■ PROVIDED DATA ■
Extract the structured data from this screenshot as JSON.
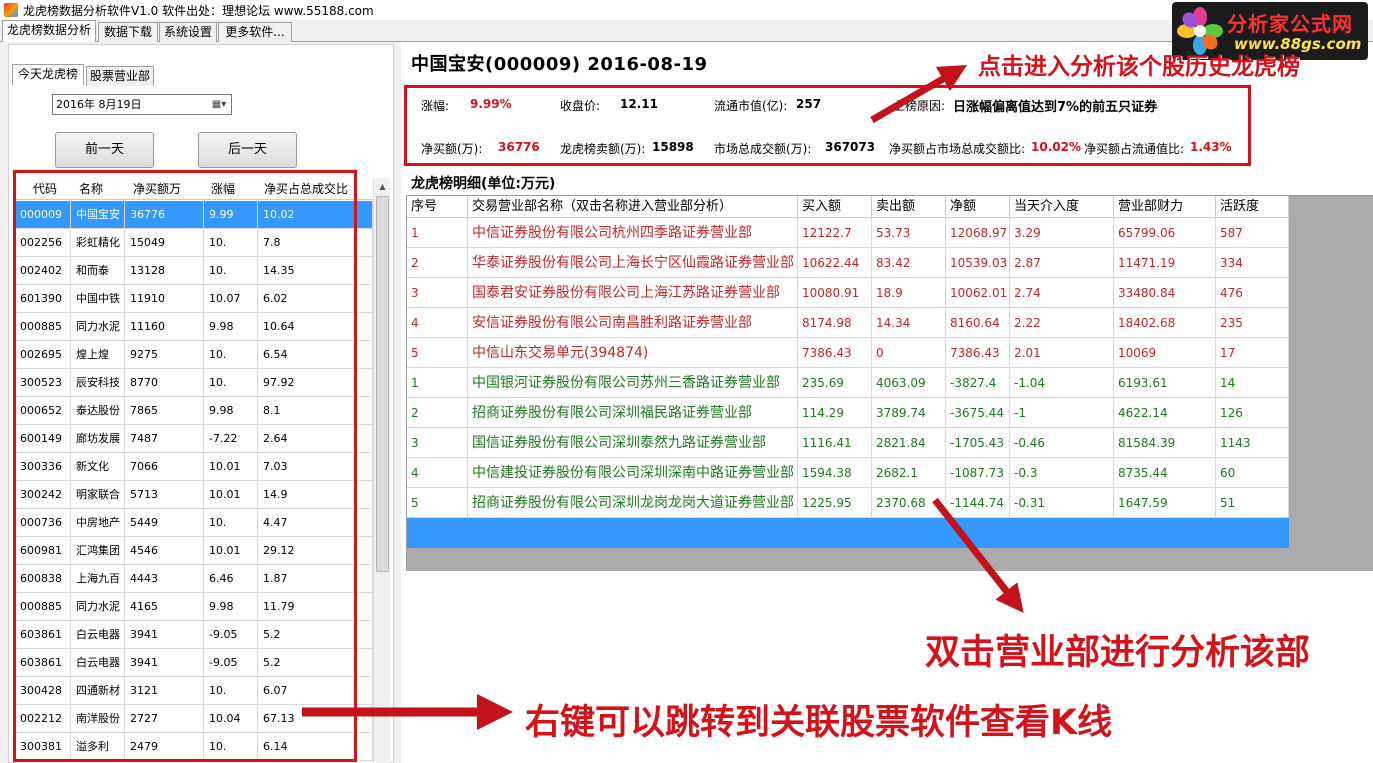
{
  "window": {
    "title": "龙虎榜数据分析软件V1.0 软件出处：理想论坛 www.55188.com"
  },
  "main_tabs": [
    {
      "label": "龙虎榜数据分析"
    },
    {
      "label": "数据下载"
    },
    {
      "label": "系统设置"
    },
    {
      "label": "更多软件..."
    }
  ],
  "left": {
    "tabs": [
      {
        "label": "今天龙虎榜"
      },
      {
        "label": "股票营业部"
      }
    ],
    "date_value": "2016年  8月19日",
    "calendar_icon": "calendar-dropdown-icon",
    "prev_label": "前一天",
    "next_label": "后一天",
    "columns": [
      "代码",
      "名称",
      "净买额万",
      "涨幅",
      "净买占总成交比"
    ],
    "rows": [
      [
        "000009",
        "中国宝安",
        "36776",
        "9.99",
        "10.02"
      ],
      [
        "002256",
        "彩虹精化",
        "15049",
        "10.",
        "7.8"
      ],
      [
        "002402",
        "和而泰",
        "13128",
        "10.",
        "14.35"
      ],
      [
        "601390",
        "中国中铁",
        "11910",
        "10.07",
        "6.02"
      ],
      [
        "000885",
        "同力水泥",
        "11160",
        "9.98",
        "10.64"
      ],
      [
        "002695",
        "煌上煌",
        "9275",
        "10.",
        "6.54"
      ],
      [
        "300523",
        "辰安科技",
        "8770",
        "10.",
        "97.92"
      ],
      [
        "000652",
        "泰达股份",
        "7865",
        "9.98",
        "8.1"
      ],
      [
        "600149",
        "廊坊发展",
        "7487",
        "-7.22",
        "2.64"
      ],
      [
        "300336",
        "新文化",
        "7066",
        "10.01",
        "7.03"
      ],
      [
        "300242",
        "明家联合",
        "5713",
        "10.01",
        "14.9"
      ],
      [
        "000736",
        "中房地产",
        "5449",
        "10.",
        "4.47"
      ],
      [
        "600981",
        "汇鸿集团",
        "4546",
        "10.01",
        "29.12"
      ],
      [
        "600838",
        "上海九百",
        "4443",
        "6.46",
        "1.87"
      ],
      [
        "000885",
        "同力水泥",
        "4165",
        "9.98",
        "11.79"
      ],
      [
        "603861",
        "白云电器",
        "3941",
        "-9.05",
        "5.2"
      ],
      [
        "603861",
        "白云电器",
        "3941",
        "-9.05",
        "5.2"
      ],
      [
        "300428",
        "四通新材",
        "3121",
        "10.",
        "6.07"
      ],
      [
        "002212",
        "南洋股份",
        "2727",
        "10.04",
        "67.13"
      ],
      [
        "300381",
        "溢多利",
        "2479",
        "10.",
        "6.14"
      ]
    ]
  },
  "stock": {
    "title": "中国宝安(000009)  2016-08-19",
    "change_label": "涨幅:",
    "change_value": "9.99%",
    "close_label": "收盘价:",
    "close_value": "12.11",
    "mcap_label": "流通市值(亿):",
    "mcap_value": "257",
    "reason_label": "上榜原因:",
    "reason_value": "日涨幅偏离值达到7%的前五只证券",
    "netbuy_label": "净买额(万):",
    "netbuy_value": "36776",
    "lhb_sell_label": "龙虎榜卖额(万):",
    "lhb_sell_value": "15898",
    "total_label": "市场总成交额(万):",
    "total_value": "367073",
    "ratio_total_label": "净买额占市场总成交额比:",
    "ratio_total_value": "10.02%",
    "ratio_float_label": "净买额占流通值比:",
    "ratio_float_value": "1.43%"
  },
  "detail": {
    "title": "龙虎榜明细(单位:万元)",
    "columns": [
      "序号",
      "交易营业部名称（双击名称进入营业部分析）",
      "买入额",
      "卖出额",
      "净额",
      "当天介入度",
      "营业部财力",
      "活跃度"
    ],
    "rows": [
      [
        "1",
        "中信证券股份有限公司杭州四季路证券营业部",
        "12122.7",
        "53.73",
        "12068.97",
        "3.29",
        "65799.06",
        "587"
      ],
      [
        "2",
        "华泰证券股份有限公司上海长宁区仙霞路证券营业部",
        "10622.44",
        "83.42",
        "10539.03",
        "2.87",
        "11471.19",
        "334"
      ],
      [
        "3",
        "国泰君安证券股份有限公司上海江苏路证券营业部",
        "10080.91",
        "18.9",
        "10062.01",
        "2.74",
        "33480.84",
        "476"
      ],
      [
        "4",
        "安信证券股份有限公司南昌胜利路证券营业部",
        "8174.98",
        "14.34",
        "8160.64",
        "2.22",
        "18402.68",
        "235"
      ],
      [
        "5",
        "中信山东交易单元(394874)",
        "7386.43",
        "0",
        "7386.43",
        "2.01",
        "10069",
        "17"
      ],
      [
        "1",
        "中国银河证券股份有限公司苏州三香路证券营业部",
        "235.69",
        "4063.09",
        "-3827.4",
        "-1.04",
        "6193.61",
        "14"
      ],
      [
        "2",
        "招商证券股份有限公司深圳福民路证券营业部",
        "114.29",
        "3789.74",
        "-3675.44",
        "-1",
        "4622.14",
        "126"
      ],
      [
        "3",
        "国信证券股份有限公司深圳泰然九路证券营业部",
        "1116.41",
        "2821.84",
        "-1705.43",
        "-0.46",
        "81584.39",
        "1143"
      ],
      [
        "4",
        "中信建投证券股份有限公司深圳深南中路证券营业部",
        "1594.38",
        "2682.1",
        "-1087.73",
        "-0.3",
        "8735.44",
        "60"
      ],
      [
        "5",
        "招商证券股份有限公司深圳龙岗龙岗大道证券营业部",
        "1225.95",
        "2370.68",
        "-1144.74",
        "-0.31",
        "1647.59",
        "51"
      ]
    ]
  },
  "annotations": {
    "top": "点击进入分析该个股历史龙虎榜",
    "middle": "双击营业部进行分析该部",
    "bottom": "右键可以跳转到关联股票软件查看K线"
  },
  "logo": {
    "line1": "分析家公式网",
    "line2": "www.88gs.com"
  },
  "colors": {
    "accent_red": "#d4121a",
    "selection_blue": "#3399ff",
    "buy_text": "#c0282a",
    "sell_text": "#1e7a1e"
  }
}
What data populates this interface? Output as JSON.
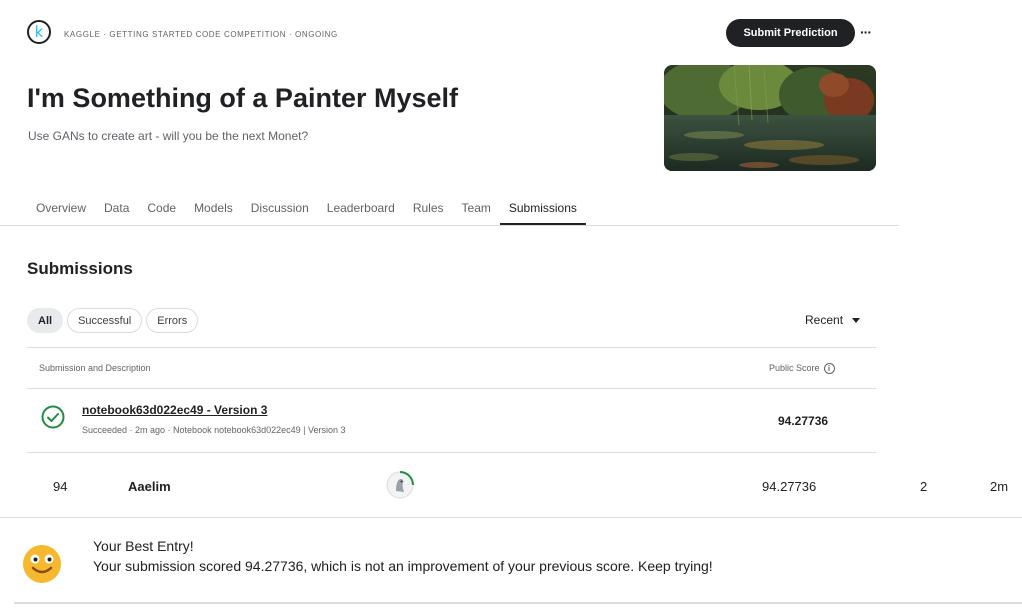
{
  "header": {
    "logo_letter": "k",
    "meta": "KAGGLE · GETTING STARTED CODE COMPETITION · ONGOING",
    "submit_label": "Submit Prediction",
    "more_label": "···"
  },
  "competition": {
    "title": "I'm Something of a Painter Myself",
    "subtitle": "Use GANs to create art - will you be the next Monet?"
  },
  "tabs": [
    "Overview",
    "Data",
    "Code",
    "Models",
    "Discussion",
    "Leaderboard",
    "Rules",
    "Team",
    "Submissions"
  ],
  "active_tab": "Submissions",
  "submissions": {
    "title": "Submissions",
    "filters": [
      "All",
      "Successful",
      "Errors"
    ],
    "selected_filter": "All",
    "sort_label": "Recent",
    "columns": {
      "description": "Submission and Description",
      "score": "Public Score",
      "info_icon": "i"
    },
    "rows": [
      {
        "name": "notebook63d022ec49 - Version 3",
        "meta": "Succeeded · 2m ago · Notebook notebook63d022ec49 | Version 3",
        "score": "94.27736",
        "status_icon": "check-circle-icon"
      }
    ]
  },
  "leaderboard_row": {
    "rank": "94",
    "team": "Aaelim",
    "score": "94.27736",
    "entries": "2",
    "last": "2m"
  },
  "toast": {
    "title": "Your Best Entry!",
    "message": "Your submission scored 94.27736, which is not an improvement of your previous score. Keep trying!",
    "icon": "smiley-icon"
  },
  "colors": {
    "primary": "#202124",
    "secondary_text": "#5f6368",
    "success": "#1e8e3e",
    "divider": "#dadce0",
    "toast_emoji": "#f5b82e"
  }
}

--

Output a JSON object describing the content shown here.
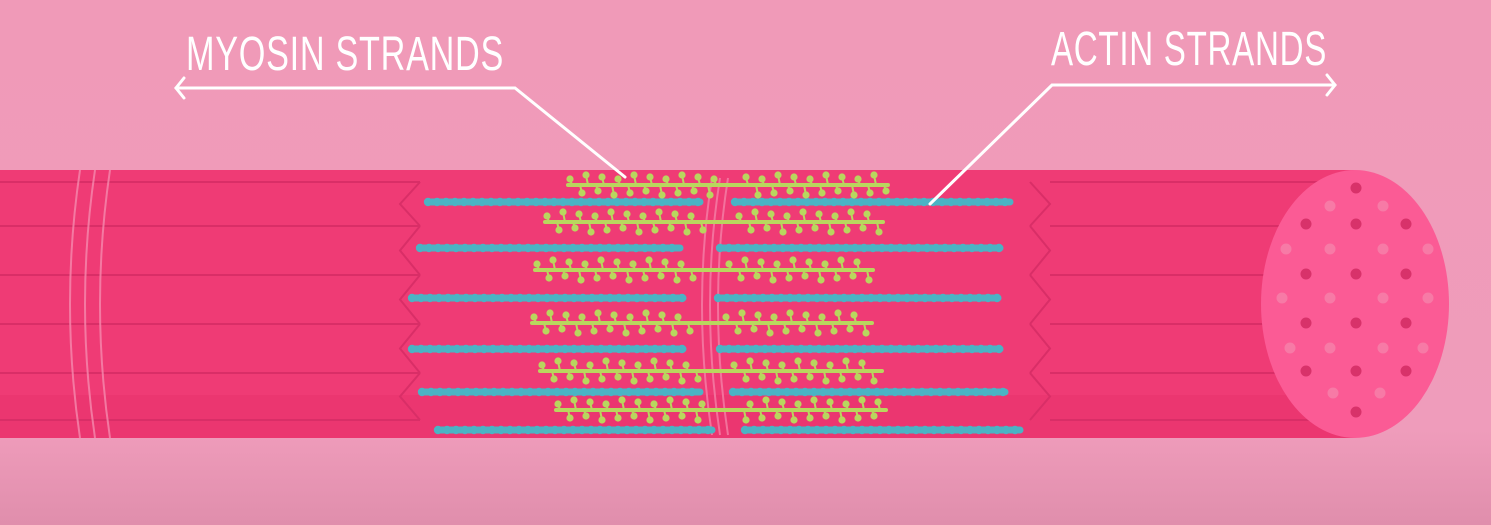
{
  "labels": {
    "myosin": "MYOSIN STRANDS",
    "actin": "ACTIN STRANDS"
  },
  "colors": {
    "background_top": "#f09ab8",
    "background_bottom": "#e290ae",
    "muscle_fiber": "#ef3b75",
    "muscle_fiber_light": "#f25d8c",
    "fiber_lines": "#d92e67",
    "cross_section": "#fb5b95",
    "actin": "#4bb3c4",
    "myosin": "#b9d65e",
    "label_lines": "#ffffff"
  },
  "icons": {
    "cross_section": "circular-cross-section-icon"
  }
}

==

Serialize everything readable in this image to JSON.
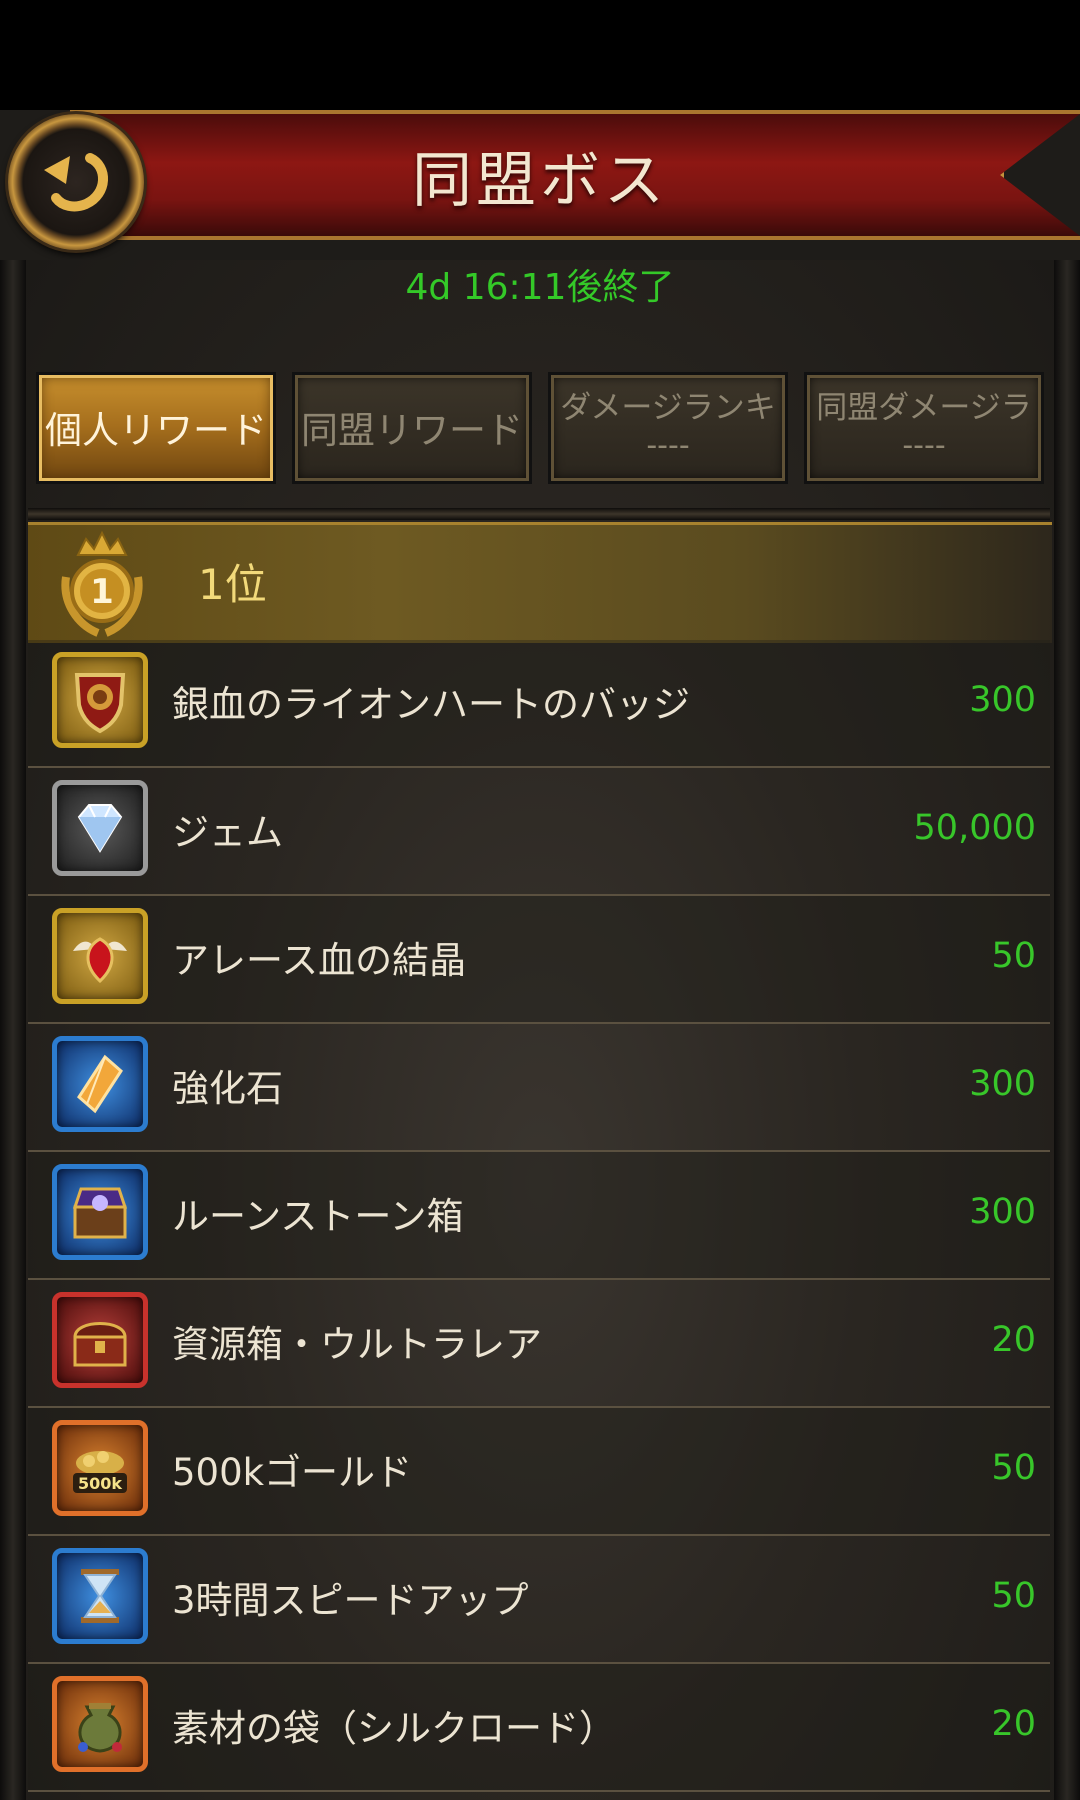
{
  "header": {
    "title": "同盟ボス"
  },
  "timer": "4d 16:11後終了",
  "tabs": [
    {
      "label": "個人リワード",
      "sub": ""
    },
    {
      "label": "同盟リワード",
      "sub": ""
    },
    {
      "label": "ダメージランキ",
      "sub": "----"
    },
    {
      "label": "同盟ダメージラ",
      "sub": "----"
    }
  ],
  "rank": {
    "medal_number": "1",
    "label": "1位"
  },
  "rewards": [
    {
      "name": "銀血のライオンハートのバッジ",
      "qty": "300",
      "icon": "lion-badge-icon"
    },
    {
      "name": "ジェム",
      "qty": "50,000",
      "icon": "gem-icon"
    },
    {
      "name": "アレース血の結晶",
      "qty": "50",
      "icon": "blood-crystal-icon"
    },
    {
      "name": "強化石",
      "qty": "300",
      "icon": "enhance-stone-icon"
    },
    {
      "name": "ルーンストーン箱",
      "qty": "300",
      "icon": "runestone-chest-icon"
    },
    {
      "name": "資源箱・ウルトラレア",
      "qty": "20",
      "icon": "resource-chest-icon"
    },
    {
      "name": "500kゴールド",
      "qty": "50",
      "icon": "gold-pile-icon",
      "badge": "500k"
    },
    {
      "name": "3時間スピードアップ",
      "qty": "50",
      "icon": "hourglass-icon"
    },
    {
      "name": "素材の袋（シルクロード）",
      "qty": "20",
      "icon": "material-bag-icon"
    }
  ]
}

■ EXERCISE BRIEF ■
Write out each line of the data that holds the string "Version".

■ SOLUTION ■
        "name": "notebook63d022ec49 - Version 3",
        "meta": "Succeeded · 2m ago · Notebook notebook63d022ec49 | Version 3",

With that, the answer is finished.